▶ Instruction
Every entry must be copied word for word.

━━━━━━━━

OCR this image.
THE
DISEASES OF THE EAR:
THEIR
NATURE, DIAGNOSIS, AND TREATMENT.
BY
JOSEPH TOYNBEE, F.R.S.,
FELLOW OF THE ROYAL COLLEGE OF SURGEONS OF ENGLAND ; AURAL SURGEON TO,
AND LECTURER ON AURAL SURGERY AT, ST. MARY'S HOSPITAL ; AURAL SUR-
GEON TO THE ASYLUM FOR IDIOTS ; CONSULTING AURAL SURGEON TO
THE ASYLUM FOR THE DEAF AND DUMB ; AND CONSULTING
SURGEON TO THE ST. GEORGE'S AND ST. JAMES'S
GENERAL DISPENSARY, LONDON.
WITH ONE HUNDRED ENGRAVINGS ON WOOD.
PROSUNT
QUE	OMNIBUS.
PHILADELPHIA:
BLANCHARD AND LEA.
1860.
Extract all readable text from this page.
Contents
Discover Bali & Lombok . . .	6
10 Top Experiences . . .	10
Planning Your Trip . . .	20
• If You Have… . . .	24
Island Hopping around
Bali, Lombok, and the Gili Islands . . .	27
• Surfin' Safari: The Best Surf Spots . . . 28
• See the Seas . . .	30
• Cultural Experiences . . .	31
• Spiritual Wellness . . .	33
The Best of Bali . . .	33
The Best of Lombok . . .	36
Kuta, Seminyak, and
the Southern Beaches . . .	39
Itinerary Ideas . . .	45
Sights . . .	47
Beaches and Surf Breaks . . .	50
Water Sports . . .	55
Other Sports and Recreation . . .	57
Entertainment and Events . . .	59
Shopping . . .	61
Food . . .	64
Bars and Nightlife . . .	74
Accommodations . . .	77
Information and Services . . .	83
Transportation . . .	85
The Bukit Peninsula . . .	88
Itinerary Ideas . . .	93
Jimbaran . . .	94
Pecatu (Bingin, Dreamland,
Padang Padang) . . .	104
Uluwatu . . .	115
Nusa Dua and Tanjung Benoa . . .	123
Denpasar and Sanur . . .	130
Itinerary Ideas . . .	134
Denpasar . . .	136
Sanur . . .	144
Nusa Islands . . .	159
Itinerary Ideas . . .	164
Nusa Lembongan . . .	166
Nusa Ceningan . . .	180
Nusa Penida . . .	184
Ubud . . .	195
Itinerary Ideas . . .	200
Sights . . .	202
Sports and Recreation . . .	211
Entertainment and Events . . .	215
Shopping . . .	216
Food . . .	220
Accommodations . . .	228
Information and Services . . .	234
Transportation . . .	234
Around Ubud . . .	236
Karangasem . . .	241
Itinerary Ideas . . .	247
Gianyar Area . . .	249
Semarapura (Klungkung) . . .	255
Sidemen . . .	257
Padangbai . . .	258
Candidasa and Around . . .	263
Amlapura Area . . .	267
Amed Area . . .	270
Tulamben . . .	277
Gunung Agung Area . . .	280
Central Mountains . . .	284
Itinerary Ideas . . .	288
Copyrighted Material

━━━━━━━━

▶ Exercise result
OCR this image.
THE
DISEASES OF THE EAR:
THEIR
NATURE, DIAGNOSIS, AND TREATMENT.
BY
JOSEPH TOYNBEE, F.R.S.,
FELLOW OF THE ROYAL COLLEGE OF SURGEONS OF ENGLAND ; AURAL SURGEON TO,
AND LECTURER ON AURAL SURGERY AT, ST. MARY'S HOSPITAL ; AURAL SUR-
GEON TO THE ASYLUM FOR IDIOTS ; CONSULTING AURAL SURGEON TO
THE ASYLUM FOR THE DEAF AND DUMB ; AND CONSULTING
SURGEON TO THE ST. GEORGE'S AND ST. JAMES'S
GENERAL DISPENSARY, LONDON.
WITH ONE HUNDRED ENGRAVINGS ON WOOD.
PROSUNT
QUE	OMNIBUS.
PHILADELPHIA:
BLANCHARD AND LEA.
1860.
Extract all readable text from this page.
Contents
Discover Bali & Lombok . . .	6
10 Top Experiences . . .	10
Planning Your Trip . . .	20
• If You Have… . . .	24
Island Hopping around
Bali, Lombok, and the Gili Islands . . .	27
• Surfin' Safari: The Best Surf Spots . . . 28
• See the Seas . . .	30
• Cultural Experiences . . .	31
• Spiritual Wellness . . .	33
The Best of Bali . . .	33
The Best of Lombok . . .	36
Kuta, Seminyak, and
the Southern Beaches . . .	39
Itinerary Ideas . . .	45
Sights . . .	47
Beaches and Surf Breaks . . .	50
Water Sports . . .	55
Other Sports and Recreation . . .	57
Entertainment and Events . . .	59
Shopping . . .	61
Food . . .	64
Bars and Nightlife . . .	74
Accommodations . . .	77
Information and Services . . .	83
Transportation . . .	85
The Bukit Peninsula . . .	88
Itinerary Ideas . . .	93
Jimbaran . . .	94
Pecatu (Bingin, Dreamland,
Padang Padang) . . .	104
Uluwatu . . .	115
Nusa Dua and Tanjung Benoa . . .	123
Denpasar and Sanur . . .	130
Itinerary Ideas . . .	134
Denpasar . . .	136
Sanur . . .	144
Nusa Islands . . .	159
Itinerary Ideas . . .	164
Nusa Lembongan . . .	166
Nusa Ceningan . . .	180
Nusa Penida . . .	184
Ubud . . .	195
Itinerary Ideas . . .	200
Sights . . .	202
Sports and Recreation . . .	211
Entertainment and Events . . .	215
Shopping . . .	216
Food . . .	220
Accommodations . . .	228
Information and Services . . .	234
Transportation . . .	234
Around Ubud . . .	236
Karangasem . . .	241
Itinerary Ideas . . .	247
Gianyar Area . . .	249
Semarapura (Klungkung) . . .	255
Sidemen . . .	257
Padangbai . . .	258
Candidasa and Around . . .	263
Amlapura Area . . .	267
Amed Area . . .	270
Tulamben . . .	277
Gunung Agung Area . . .	280
Central Mountains . . .	284
Itinerary Ideas . . .	288
Copyrighted Material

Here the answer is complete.